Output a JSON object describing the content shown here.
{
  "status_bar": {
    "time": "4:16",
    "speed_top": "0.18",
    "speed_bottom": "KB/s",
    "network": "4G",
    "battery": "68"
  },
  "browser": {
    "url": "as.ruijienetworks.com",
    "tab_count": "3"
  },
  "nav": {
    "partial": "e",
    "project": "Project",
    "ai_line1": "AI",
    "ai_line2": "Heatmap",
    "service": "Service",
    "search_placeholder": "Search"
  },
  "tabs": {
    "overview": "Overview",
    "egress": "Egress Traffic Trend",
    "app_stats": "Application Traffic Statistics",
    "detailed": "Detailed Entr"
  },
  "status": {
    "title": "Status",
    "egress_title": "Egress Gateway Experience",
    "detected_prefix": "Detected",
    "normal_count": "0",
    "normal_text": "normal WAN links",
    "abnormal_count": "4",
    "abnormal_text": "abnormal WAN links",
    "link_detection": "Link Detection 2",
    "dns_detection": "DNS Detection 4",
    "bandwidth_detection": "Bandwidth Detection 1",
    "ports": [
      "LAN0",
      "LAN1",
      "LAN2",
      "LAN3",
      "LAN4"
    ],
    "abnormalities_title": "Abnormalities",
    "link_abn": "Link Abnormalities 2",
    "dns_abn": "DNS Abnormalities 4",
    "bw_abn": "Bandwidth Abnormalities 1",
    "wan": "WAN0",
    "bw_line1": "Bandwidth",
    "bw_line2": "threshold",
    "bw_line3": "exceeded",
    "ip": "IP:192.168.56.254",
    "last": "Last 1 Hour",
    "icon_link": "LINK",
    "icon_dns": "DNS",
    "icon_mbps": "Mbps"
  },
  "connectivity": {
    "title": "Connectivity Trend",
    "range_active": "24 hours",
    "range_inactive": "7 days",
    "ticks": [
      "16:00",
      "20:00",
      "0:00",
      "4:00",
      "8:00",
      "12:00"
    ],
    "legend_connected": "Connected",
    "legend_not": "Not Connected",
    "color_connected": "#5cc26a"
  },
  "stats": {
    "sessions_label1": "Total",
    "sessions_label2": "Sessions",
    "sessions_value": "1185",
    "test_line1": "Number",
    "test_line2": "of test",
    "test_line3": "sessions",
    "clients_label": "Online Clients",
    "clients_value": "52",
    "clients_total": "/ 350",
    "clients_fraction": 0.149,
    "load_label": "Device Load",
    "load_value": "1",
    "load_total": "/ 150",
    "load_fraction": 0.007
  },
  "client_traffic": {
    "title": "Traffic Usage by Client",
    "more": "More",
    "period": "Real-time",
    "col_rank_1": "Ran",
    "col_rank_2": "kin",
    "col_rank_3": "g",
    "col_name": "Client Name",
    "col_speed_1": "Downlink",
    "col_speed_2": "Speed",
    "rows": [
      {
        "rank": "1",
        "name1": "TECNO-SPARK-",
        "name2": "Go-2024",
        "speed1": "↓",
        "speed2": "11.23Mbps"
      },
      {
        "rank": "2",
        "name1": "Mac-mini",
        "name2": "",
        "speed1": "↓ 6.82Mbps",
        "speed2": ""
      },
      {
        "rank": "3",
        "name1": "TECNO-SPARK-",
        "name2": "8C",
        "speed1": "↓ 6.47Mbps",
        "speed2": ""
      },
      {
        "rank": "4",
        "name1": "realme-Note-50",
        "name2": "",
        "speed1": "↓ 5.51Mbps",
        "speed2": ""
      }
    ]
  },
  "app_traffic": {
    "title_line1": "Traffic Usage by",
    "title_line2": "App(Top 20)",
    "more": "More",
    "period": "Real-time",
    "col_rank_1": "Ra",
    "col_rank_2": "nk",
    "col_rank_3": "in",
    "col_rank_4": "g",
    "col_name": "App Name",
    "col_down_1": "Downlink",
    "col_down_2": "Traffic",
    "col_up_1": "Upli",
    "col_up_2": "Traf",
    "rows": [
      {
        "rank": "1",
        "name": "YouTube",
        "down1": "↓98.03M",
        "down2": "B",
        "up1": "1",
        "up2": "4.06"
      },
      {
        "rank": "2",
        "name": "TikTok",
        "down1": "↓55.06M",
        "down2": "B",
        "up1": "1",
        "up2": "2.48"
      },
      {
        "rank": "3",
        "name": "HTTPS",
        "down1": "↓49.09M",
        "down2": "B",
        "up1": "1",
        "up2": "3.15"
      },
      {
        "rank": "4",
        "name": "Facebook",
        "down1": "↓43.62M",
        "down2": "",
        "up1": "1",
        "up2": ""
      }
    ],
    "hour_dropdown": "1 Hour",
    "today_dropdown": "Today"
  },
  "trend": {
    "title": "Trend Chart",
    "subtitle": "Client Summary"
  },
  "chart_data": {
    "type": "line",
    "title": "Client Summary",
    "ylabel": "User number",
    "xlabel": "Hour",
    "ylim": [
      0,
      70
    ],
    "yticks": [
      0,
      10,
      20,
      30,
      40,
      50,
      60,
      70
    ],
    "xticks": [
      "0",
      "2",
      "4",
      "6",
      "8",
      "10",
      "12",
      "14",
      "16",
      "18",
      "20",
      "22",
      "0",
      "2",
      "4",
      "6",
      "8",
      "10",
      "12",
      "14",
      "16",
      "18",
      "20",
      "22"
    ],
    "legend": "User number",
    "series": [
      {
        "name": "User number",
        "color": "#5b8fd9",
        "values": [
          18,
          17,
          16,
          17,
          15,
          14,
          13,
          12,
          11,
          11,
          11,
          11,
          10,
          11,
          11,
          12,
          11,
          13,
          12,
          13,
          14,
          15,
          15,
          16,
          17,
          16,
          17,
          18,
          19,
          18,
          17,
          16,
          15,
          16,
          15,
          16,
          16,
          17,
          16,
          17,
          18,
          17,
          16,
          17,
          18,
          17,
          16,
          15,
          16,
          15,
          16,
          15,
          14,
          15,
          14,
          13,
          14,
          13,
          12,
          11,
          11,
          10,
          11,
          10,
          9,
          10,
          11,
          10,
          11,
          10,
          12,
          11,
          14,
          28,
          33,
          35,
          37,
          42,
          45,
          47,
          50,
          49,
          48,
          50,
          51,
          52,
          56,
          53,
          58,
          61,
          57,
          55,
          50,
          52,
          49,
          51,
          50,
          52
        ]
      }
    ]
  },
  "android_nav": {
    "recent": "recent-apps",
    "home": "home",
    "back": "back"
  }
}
--------------------------------
▶ [Directive]: Write out the material from the first line to the last, exactly.

▶ [Solved problem]:
Output a JSON object describing the content shown here.
{
  "status_bar": {
    "time": "4:16",
    "speed_top": "0.18",
    "speed_bottom": "KB/s",
    "network": "4G",
    "battery": "68"
  },
  "browser": {
    "url": "as.ruijienetworks.com",
    "tab_count": "3"
  },
  "nav": {
    "partial": "e",
    "project": "Project",
    "ai_line1": "AI",
    "ai_line2": "Heatmap",
    "service": "Service",
    "search_placeholder": "Search"
  },
  "tabs": {
    "overview": "Overview",
    "egress": "Egress Traffic Trend",
    "app_stats": "Application Traffic Statistics",
    "detailed": "Detailed Entr"
  },
  "status": {
    "title": "Status",
    "egress_title": "Egress Gateway Experience",
    "detected_prefix": "Detected",
    "normal_count": "0",
    "normal_text": "normal WAN links",
    "abnormal_count": "4",
    "abnormal_text": "abnormal WAN links",
    "link_detection": "Link Detection 2",
    "dns_detection": "DNS Detection 4",
    "bandwidth_detection": "Bandwidth Detection 1",
    "ports": [
      "LAN0",
      "LAN1",
      "LAN2",
      "LAN3",
      "LAN4"
    ],
    "abnormalities_title": "Abnormalities",
    "link_abn": "Link Abnormalities 2",
    "dns_abn": "DNS Abnormalities 4",
    "bw_abn": "Bandwidth Abnormalities 1",
    "wan": "WAN0",
    "bw_line1": "Bandwidth",
    "bw_line2": "threshold",
    "bw_line3": "exceeded",
    "ip": "IP:192.168.56.254",
    "last": "Last 1 Hour",
    "icon_link": "LINK",
    "icon_dns": "DNS",
    "icon_mbps": "Mbps"
  },
  "connectivity": {
    "title": "Connectivity Trend",
    "range_active": "24 hours",
    "range_inactive": "7 days",
    "ticks": [
      "16:00",
      "20:00",
      "0:00",
      "4:00",
      "8:00",
      "12:00"
    ],
    "legend_connected": "Connected",
    "legend_not": "Not Connected",
    "color_connected": "#5cc26a"
  },
  "stats": {
    "sessions_label1": "Total",
    "sessions_label2": "Sessions",
    "sessions_value": "1185",
    "test_line1": "Number",
    "test_line2": "of test",
    "test_line3": "sessions",
    "clients_label": "Online Clients",
    "clients_value": "52",
    "clients_total": "/ 350",
    "clients_fraction": 0.149,
    "load_label": "Device Load",
    "load_value": "1",
    "load_total": "/ 150",
    "load_fraction": 0.007
  },
  "client_traffic": {
    "title": "Traffic Usage by Client",
    "more": "More",
    "period": "Real-time",
    "col_rank_1": "Ran",
    "col_rank_2": "kin",
    "col_rank_3": "g",
    "col_name": "Client Name",
    "col_speed_1": "Downlink",
    "col_speed_2": "Speed",
    "rows": [
      {
        "rank": "1",
        "name1": "TECNO-SPARK-",
        "name2": "Go-2024",
        "speed1": "↓",
        "speed2": "11.23Mbps"
      },
      {
        "rank": "2",
        "name1": "Mac-mini",
        "name2": "",
        "speed1": "↓ 6.82Mbps",
        "speed2": ""
      },
      {
        "rank": "3",
        "name1": "TECNO-SPARK-",
        "name2": "8C",
        "speed1": "↓ 6.47Mbps",
        "speed2": ""
      },
      {
        "rank": "4",
        "name1": "realme-Note-50",
        "name2": "",
        "speed1": "↓ 5.51Mbps",
        "speed2": ""
      }
    ]
  },
  "app_traffic": {
    "title_line1": "Traffic Usage by",
    "title_line2": "App(Top 20)",
    "more": "More",
    "period": "Real-time",
    "col_rank_1": "Ra",
    "col_rank_2": "nk",
    "col_rank_3": "in",
    "col_rank_4": "g",
    "col_name": "App Name",
    "col_down_1": "Downlink",
    "col_down_2": "Traffic",
    "col_up_1": "Upli",
    "col_up_2": "Traf",
    "rows": [
      {
        "rank": "1",
        "name": "YouTube",
        "down1": "↓98.03M",
        "down2": "B",
        "up1": "1",
        "up2": "4.06"
      },
      {
        "rank": "2",
        "name": "TikTok",
        "down1": "↓55.06M",
        "down2": "B",
        "up1": "1",
        "up2": "2.48"
      },
      {
        "rank": "3",
        "name": "HTTPS",
        "down1": "↓49.09M",
        "down2": "B",
        "up1": "1",
        "up2": "3.15"
      },
      {
        "rank": "4",
        "name": "Facebook",
        "down1": "↓43.62M",
        "down2": "",
        "up1": "1",
        "up2": ""
      }
    ],
    "hour_dropdown": "1 Hour",
    "today_dropdown": "Today"
  },
  "trend": {
    "title": "Trend Chart",
    "subtitle": "Client Summary"
  },
  "chart_data": {
    "type": "line",
    "title": "Client Summary",
    "ylabel": "User number",
    "xlabel": "Hour",
    "ylim": [
      0,
      70
    ],
    "yticks": [
      0,
      10,
      20,
      30,
      40,
      50,
      60,
      70
    ],
    "xticks": [
      "0",
      "2",
      "4",
      "6",
      "8",
      "10",
      "12",
      "14",
      "16",
      "18",
      "20",
      "22",
      "0",
      "2",
      "4",
      "6",
      "8",
      "10",
      "12",
      "14",
      "16",
      "18",
      "20",
      "22"
    ],
    "legend": "User number",
    "series": [
      {
        "name": "User number",
        "color": "#5b8fd9",
        "values": [
          18,
          17,
          16,
          17,
          15,
          14,
          13,
          12,
          11,
          11,
          11,
          11,
          10,
          11,
          11,
          12,
          11,
          13,
          12,
          13,
          14,
          15,
          15,
          16,
          17,
          16,
          17,
          18,
          19,
          18,
          17,
          16,
          15,
          16,
          15,
          16,
          16,
          17,
          16,
          17,
          18,
          17,
          16,
          17,
          18,
          17,
          16,
          15,
          16,
          15,
          16,
          15,
          14,
          15,
          14,
          13,
          14,
          13,
          12,
          11,
          11,
          10,
          11,
          10,
          9,
          10,
          11,
          10,
          11,
          10,
          12,
          11,
          14,
          28,
          33,
          35,
          37,
          42,
          45,
          47,
          50,
          49,
          48,
          50,
          51,
          52,
          56,
          53,
          58,
          61,
          57,
          55,
          50,
          52,
          49,
          51,
          50,
          52
        ]
      }
    ]
  },
  "android_nav": {
    "recent": "recent-apps",
    "home": "home",
    "back": "back"
  }
}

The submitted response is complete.